What this task involves.
Look through the material and copy each line holding "xlabel".

Exercise data.
== == ==

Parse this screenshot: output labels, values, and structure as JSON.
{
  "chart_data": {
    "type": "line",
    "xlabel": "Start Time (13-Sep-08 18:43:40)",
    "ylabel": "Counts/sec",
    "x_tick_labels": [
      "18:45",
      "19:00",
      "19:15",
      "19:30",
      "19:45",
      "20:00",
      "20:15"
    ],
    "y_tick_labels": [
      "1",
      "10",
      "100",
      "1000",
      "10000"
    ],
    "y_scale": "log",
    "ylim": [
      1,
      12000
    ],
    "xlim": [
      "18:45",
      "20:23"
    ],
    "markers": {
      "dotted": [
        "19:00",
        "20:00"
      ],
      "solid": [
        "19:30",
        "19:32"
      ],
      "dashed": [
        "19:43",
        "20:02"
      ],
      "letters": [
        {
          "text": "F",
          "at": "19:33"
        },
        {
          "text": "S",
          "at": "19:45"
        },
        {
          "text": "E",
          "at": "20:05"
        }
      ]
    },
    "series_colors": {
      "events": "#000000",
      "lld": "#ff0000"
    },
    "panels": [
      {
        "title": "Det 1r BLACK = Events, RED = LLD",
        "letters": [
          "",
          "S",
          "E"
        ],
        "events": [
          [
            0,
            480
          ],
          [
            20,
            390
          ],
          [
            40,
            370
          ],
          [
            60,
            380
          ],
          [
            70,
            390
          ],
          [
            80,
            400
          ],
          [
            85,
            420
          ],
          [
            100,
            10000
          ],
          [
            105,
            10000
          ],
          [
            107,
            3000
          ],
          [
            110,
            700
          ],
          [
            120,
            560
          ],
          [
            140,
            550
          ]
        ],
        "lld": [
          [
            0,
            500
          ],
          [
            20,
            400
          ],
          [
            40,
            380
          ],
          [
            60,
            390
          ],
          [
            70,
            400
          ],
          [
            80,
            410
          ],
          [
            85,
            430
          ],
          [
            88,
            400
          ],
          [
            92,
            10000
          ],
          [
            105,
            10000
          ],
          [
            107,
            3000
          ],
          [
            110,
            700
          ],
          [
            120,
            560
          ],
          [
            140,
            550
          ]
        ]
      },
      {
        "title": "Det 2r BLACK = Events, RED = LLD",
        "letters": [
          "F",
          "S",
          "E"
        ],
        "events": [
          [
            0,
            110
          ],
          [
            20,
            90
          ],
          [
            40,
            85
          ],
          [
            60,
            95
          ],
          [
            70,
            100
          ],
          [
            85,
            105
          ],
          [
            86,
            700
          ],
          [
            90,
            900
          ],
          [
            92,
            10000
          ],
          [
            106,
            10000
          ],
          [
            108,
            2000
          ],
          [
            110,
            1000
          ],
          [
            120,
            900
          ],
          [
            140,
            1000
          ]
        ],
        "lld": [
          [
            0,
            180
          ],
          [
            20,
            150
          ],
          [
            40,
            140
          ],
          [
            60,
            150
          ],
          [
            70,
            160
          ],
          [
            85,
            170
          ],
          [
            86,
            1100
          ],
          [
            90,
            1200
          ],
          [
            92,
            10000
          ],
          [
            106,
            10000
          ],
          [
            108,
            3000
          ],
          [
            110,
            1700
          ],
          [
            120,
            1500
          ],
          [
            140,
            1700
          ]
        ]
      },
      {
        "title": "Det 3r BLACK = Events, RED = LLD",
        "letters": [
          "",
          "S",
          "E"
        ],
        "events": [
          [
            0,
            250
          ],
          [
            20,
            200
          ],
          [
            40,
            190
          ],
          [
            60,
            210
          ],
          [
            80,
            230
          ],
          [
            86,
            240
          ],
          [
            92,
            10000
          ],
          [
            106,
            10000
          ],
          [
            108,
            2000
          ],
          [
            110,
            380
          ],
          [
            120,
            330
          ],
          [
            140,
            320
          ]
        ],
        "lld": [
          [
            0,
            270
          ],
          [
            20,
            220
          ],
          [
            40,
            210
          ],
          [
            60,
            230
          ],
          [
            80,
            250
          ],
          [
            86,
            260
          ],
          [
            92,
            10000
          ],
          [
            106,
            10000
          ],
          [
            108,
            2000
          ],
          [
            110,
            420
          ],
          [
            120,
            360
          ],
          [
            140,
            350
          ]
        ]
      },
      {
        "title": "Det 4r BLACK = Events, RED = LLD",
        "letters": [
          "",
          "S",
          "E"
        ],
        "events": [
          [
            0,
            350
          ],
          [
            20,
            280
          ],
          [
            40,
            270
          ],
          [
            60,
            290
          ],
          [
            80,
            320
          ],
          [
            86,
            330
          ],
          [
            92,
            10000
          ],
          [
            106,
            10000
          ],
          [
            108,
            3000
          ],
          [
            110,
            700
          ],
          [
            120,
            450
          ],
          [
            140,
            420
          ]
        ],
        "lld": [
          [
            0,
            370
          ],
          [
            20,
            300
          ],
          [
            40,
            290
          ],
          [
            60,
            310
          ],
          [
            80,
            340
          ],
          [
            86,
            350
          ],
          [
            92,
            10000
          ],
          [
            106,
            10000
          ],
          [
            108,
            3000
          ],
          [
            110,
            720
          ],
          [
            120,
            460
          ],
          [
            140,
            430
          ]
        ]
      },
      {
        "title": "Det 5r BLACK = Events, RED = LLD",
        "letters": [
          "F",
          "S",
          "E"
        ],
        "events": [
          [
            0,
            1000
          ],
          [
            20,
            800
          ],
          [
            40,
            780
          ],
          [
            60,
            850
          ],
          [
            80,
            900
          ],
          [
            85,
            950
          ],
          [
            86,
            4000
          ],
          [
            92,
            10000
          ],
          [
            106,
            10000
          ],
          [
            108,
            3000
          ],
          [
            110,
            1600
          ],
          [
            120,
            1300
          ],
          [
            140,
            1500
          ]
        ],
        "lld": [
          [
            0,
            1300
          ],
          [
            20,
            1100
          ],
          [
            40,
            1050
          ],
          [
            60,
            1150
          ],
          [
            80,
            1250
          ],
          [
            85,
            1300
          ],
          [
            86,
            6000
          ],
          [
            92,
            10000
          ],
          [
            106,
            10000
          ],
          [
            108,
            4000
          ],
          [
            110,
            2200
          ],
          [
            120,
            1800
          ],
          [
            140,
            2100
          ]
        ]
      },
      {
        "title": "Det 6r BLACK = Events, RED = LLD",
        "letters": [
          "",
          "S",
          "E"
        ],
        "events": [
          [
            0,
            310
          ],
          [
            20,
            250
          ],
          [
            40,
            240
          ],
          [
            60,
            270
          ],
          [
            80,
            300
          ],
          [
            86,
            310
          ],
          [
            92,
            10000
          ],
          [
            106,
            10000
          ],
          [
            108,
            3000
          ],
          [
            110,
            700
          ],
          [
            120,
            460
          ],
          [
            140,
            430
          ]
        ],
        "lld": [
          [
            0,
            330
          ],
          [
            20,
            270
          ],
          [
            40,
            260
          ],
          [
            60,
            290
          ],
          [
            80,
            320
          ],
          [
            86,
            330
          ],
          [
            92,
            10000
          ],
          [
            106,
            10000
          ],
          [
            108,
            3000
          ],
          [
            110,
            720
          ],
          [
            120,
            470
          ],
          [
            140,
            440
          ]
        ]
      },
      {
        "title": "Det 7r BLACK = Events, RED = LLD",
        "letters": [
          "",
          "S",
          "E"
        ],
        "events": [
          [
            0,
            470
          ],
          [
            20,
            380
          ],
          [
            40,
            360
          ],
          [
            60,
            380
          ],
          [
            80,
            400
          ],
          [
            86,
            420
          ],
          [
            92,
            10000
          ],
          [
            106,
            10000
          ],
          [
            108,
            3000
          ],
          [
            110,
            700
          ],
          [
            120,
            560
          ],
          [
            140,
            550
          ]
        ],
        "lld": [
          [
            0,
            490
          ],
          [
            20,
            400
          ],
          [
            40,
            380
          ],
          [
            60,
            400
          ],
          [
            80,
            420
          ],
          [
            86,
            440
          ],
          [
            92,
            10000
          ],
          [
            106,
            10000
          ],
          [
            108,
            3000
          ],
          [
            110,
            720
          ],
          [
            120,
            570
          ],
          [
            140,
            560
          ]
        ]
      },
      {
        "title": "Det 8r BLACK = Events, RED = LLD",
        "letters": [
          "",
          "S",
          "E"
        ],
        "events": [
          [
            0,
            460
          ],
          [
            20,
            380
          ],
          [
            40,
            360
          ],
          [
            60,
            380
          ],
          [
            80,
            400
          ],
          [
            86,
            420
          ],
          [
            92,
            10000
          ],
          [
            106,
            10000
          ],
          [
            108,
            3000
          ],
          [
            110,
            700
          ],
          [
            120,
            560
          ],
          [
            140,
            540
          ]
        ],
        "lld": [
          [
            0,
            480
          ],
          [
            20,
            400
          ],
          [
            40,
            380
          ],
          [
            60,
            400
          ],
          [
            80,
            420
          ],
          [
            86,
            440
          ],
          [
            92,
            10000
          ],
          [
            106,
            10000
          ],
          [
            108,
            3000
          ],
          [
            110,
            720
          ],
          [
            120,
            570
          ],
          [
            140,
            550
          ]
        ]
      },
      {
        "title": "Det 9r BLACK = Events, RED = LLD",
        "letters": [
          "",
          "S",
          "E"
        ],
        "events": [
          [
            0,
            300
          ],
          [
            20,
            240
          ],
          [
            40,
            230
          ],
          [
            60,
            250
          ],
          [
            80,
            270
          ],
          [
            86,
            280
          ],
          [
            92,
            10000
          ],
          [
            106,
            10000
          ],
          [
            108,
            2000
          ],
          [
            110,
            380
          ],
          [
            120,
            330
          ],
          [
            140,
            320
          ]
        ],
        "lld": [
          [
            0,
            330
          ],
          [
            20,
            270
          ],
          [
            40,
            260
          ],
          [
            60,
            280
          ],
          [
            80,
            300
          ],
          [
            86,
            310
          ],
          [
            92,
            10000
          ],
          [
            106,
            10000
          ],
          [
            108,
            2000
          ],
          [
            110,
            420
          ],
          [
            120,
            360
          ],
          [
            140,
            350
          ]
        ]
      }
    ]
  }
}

== == ==

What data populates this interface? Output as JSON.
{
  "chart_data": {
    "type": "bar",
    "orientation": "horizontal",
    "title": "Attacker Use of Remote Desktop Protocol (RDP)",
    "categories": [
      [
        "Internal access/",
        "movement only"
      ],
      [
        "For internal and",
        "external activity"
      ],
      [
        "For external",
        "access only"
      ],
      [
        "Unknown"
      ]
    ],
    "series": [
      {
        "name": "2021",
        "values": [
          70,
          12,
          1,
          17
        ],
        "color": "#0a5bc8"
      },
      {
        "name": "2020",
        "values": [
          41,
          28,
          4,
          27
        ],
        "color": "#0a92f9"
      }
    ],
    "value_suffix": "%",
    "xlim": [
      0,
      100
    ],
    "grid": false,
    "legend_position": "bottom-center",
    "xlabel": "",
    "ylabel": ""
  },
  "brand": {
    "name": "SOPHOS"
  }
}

== == ==

Answer.
    "xlabel": "Start Time (13-Sep-08 18:43:40)",
    "xlabel": "",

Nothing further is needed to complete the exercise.